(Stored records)
+--

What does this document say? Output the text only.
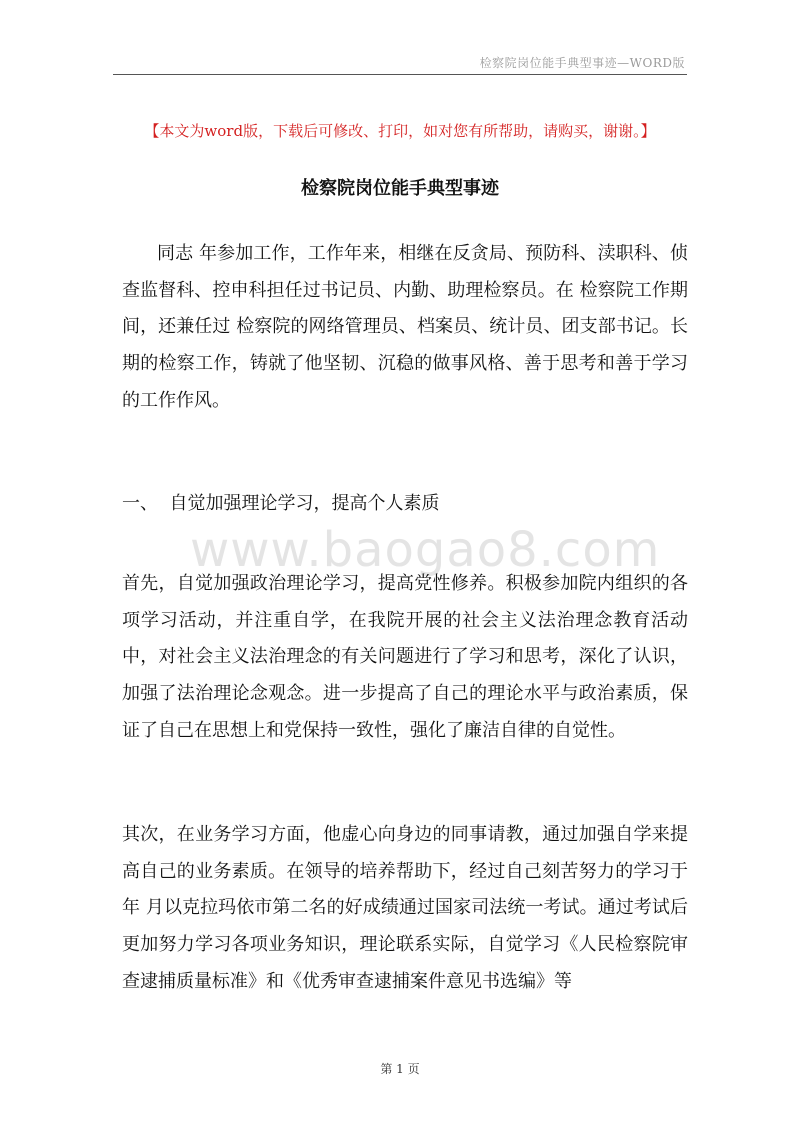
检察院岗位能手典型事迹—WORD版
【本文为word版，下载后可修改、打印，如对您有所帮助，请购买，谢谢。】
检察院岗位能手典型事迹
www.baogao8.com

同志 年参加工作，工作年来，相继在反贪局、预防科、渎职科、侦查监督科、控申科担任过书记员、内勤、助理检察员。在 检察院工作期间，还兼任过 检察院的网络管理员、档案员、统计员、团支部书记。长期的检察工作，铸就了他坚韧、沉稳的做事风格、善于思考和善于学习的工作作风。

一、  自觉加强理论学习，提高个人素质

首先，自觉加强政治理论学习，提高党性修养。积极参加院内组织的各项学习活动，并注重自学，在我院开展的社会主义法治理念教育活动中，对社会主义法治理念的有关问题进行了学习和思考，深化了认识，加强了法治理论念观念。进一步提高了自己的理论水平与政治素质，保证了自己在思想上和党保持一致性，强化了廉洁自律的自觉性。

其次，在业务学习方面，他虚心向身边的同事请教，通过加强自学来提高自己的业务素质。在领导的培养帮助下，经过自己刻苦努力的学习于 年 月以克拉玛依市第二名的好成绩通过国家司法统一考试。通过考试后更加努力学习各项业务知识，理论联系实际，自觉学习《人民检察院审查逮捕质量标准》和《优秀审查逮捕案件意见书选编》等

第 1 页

+--

### Task requirements:
Repeat the material above word for word and skip every image in it.

### Exercise answer:
What does this document say? Output the text only.
检察院岗位能手典型事迹—WORD版
【本文为word版，下载后可修改、打印，如对您有所帮助，请购买，谢谢。】
检察院岗位能手典型事迹
www.baogao8.com

同志 年参加工作，工作年来，相继在反贪局、预防科、渎职科、侦查监督科、控申科担任过书记员、内勤、助理检察员。在 检察院工作期间，还兼任过 检察院的网络管理员、档案员、统计员、团支部书记。长期的检察工作，铸就了他坚韧、沉稳的做事风格、善于思考和善于学习的工作作风。

一、  自觉加强理论学习，提高个人素质

首先，自觉加强政治理论学习，提高党性修养。积极参加院内组织的各项学习活动，并注重自学，在我院开展的社会主义法治理念教育活动中，对社会主义法治理念的有关问题进行了学习和思考，深化了认识，加强了法治理论念观念。进一步提高了自己的理论水平与政治素质，保证了自己在思想上和党保持一致性，强化了廉洁自律的自觉性。

其次，在业务学习方面，他虚心向身边的同事请教，通过加强自学来提高自己的业务素质。在领导的培养帮助下，经过自己刻苦努力的学习于 年 月以克拉玛依市第二名的好成绩通过国家司法统一考试。通过考试后更加努力学习各项业务知识，理论联系实际，自觉学习《人民检察院审查逮捕质量标准》和《优秀审查逮捕案件意见书选编》等

第 1 页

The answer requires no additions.